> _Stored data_
◇ ◇ ◇ ◇ ◇
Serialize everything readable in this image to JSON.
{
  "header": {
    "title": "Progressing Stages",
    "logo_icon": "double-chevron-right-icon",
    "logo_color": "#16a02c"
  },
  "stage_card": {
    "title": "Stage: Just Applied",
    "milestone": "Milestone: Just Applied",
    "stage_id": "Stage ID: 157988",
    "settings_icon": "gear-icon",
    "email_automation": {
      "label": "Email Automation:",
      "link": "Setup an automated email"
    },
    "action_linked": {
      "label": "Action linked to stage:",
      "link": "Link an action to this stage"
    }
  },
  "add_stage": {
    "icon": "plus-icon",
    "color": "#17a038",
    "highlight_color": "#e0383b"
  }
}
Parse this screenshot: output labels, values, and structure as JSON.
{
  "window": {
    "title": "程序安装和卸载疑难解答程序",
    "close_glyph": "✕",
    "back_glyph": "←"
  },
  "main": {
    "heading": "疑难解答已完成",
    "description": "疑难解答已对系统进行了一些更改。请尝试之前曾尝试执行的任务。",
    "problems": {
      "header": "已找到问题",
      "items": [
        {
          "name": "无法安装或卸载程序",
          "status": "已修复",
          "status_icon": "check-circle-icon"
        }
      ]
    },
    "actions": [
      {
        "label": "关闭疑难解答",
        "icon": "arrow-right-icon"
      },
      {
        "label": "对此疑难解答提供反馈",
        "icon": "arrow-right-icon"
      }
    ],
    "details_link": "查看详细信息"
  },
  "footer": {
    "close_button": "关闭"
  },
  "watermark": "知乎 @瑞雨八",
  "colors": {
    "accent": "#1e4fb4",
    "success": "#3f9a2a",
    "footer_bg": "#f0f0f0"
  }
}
◇ ◇ ◇ ◇ ◇
> _Aim of the task_
Repeat all the entries word for word.

> _Task solution_
Serialize everything readable in this image to JSON.
{
  "header": {
    "title": "Progressing Stages",
    "logo_icon": "double-chevron-right-icon",
    "logo_color": "#16a02c"
  },
  "stage_card": {
    "title": "Stage: Just Applied",
    "milestone": "Milestone: Just Applied",
    "stage_id": "Stage ID: 157988",
    "settings_icon": "gear-icon",
    "email_automation": {
      "label": "Email Automation:",
      "link": "Setup an automated email"
    },
    "action_linked": {
      "label": "Action linked to stage:",
      "link": "Link an action to this stage"
    }
  },
  "add_stage": {
    "icon": "plus-icon",
    "color": "#17a038",
    "highlight_color": "#e0383b"
  }
}
Parse this screenshot: output labels, values, and structure as JSON.
{
  "window": {
    "title": "程序安装和卸载疑难解答程序",
    "close_glyph": "✕",
    "back_glyph": "←"
  },
  "main": {
    "heading": "疑难解答已完成",
    "description": "疑难解答已对系统进行了一些更改。请尝试之前曾尝试执行的任务。",
    "problems": {
      "header": "已找到问题",
      "items": [
        {
          "name": "无法安装或卸载程序",
          "status": "已修复",
          "status_icon": "check-circle-icon"
        }
      ]
    },
    "actions": [
      {
        "label": "关闭疑难解答",
        "icon": "arrow-right-icon"
      },
      {
        "label": "对此疑难解答提供反馈",
        "icon": "arrow-right-icon"
      }
    ],
    "details_link": "查看详细信息"
  },
  "footer": {
    "close_button": "关闭"
  },
  "watermark": "知乎 @瑞雨八",
  "colors": {
    "accent": "#1e4fb4",
    "success": "#3f9a2a",
    "footer_bg": "#f0f0f0"
  }
}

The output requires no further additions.